__What the task requires__: Filter the listing below, copying every line in which the word "kind" appears.
[Input rows start]
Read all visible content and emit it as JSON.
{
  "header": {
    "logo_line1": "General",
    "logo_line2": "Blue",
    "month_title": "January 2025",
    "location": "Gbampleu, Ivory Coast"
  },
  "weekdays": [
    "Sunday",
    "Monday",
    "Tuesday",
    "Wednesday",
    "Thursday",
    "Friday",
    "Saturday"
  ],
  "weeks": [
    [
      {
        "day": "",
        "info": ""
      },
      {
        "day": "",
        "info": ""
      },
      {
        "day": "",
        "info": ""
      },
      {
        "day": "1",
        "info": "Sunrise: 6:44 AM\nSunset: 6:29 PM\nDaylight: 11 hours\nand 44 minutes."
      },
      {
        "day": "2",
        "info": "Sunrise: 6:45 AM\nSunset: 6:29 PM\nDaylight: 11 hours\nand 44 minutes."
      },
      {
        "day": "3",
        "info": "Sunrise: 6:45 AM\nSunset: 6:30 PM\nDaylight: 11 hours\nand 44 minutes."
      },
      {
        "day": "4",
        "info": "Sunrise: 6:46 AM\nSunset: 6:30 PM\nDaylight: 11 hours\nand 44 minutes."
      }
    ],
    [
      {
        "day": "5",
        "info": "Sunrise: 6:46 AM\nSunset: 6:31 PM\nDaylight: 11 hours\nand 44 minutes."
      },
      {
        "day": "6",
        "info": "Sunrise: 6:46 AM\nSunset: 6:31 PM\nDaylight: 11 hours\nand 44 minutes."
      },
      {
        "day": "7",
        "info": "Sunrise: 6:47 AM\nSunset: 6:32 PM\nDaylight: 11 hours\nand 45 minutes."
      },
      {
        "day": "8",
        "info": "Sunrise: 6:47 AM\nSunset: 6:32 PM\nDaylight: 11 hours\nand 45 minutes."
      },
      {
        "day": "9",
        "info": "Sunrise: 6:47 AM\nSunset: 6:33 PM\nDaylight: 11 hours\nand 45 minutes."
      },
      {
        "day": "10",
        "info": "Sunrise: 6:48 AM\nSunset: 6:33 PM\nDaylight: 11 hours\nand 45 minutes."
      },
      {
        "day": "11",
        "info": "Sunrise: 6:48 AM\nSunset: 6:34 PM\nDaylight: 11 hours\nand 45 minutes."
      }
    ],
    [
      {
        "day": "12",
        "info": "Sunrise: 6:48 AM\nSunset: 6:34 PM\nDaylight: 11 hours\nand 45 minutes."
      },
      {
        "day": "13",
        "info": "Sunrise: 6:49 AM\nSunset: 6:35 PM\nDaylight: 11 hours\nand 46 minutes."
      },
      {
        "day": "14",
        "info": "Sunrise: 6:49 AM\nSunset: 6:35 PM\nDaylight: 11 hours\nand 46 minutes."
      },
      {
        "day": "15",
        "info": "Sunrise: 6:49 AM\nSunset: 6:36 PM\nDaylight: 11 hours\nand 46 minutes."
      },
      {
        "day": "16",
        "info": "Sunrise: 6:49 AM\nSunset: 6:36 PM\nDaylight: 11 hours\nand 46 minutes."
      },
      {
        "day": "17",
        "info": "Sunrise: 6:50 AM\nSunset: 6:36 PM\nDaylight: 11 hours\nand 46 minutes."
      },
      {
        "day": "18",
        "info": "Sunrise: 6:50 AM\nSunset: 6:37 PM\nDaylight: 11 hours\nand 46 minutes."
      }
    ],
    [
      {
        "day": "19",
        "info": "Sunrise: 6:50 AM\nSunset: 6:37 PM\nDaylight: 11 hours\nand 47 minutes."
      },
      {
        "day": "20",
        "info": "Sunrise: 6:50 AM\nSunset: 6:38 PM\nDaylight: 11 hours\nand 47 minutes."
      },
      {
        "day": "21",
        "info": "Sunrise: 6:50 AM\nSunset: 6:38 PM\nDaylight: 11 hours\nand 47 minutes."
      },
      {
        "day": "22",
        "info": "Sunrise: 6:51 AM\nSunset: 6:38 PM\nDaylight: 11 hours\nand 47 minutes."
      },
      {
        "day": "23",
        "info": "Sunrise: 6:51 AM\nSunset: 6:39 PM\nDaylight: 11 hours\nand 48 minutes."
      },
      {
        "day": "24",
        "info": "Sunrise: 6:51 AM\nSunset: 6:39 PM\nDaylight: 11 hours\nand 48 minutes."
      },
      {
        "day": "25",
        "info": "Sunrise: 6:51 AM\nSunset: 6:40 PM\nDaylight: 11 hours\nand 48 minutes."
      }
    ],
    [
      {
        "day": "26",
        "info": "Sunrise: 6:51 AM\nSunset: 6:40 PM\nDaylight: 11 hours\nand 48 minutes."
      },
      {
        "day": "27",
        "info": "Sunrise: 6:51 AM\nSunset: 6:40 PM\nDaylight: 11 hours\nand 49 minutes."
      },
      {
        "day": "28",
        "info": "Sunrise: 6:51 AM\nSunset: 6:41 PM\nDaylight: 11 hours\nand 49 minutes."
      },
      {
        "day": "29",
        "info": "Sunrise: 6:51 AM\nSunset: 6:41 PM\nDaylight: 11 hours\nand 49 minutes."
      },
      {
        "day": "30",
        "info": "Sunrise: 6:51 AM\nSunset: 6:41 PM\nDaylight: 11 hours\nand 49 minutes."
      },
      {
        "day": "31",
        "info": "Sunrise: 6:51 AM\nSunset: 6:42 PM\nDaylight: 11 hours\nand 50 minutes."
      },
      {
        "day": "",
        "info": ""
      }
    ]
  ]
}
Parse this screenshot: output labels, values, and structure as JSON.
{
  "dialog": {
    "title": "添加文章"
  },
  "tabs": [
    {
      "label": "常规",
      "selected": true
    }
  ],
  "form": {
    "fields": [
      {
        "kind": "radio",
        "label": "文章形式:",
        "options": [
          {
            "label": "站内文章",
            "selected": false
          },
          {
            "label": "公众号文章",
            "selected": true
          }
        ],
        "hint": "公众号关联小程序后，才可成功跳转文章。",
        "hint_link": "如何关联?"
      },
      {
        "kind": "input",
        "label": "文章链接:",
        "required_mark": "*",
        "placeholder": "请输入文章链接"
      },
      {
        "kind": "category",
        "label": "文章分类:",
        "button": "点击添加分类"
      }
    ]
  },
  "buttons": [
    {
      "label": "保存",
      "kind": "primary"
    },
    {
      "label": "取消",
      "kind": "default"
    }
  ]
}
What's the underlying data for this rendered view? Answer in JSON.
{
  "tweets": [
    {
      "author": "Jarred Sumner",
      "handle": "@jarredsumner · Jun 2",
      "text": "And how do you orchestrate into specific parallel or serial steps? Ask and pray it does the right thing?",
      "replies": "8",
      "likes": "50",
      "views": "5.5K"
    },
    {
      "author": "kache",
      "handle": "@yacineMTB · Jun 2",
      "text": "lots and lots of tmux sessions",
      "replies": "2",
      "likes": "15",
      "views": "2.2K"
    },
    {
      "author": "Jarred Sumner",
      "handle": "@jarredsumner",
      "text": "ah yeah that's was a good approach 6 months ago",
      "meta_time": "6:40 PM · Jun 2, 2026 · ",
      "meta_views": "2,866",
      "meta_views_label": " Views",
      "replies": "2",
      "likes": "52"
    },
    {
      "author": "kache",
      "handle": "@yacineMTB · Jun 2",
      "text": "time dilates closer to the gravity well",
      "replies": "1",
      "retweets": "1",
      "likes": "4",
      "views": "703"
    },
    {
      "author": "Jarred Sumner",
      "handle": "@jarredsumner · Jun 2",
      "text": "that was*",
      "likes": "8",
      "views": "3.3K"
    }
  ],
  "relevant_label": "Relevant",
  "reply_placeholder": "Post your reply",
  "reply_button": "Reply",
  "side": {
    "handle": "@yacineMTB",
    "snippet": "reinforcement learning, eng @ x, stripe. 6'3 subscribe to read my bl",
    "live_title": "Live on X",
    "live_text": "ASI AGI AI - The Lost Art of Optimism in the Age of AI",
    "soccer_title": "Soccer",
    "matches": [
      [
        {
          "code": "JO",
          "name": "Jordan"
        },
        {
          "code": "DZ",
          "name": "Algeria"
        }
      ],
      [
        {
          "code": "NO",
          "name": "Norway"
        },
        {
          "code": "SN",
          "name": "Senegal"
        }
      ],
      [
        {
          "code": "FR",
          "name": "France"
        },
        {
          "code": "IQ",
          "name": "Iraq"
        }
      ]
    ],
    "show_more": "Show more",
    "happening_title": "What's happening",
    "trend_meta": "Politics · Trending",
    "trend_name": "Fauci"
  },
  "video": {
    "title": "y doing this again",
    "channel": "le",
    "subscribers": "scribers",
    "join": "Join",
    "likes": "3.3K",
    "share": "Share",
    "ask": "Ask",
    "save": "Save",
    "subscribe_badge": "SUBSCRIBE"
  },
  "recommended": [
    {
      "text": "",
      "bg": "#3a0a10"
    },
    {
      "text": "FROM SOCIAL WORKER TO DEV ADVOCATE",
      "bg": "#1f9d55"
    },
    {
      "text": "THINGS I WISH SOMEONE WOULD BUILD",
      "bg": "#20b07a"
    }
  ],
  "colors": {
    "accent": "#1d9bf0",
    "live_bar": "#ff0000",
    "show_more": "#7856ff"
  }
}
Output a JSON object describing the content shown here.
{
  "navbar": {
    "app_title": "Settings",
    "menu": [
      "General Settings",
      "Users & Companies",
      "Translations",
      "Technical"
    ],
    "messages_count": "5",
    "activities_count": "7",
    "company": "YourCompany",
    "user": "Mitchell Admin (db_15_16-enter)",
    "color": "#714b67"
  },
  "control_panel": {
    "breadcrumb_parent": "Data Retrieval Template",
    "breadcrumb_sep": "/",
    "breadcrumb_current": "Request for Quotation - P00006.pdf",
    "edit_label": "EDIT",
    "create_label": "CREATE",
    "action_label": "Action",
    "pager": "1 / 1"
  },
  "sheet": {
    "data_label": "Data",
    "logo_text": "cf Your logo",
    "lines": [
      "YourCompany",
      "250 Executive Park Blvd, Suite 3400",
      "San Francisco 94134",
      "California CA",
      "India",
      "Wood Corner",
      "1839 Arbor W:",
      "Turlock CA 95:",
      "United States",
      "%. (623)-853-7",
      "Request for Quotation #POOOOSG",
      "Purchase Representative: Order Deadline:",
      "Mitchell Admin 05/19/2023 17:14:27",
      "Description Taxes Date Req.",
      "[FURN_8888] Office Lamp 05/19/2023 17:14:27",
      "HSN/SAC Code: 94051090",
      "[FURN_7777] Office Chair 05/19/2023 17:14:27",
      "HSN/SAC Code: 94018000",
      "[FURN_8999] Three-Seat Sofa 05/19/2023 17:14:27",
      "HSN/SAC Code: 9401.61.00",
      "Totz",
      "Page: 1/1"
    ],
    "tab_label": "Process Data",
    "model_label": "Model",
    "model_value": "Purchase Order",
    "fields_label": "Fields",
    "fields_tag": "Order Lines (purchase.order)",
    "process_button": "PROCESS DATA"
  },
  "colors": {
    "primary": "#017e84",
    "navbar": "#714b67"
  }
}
[Input rows end]
__Solved exercise__:
        "kind": "radio",
        "kind": "input",
        "kind": "category",
      "kind": "primary"
      "kind": "default"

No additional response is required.